### [Objective]
Within the records below, find each line that holds the string "axis", then copy it.

___ Information given ___

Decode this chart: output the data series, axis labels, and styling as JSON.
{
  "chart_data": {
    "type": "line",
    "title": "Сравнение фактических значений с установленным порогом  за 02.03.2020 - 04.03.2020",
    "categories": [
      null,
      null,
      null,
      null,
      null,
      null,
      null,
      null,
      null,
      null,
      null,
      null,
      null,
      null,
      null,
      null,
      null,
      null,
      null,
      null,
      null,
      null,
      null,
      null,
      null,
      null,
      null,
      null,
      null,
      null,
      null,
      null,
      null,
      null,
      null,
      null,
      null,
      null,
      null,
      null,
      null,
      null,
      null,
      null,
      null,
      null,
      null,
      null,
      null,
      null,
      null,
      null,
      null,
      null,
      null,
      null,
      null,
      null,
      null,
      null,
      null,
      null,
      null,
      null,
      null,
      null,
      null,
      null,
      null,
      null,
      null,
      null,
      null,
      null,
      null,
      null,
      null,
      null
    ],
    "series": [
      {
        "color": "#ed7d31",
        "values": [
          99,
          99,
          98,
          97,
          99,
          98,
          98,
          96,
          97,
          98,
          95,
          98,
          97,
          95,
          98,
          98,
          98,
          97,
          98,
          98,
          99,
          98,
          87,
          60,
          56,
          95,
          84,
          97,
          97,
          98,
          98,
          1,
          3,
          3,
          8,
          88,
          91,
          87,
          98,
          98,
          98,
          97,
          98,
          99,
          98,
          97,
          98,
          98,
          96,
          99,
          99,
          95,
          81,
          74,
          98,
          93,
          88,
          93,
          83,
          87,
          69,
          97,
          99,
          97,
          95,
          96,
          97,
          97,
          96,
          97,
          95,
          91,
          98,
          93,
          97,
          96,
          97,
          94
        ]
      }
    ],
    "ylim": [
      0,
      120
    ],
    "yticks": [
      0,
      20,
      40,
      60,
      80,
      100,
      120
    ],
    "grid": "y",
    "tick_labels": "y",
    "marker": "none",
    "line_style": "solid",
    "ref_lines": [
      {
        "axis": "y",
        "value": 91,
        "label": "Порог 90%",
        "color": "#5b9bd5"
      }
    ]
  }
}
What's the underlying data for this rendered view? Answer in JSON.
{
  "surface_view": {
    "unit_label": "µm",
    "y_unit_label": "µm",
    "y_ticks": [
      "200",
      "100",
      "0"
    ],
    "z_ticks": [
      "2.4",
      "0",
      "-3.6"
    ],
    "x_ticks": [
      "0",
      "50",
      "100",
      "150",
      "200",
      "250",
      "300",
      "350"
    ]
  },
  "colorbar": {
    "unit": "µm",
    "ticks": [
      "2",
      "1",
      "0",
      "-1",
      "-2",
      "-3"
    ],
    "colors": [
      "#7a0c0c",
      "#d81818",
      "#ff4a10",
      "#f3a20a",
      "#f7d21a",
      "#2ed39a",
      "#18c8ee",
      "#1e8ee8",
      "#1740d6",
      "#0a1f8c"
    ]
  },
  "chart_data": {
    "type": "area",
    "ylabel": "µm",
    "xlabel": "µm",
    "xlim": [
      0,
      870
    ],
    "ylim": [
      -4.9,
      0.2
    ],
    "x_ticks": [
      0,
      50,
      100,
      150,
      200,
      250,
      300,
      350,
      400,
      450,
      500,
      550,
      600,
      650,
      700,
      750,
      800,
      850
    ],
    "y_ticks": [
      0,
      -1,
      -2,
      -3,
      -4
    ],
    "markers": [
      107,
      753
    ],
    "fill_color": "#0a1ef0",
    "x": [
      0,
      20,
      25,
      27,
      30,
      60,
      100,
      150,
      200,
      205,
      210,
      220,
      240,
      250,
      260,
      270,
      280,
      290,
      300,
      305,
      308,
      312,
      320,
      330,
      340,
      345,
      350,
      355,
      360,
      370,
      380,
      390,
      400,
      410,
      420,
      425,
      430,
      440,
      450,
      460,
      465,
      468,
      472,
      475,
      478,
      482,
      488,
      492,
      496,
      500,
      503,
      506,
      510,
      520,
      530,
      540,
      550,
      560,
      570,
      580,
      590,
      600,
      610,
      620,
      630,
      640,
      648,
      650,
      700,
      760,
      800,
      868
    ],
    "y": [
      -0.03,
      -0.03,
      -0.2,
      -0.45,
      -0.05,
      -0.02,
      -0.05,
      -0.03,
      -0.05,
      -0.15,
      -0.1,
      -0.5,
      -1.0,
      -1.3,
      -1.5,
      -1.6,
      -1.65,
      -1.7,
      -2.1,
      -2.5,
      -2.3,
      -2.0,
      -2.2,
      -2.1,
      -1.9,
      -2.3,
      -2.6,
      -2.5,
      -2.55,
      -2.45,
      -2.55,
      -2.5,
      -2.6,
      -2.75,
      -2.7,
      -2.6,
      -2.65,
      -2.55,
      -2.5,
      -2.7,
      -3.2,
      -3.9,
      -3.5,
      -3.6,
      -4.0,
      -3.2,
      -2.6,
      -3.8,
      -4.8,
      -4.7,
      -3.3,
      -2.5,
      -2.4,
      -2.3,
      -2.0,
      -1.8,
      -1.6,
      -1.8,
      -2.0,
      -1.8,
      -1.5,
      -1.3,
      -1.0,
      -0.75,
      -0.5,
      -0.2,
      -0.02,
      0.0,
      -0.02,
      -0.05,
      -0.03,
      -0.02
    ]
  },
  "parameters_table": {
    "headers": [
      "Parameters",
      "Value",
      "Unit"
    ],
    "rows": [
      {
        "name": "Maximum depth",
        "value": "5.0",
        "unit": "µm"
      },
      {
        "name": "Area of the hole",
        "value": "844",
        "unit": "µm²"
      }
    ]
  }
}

___

### [The completed task]
Decode this chart: output the data series, axis labels, and styling as JSON.
        "axis": "y",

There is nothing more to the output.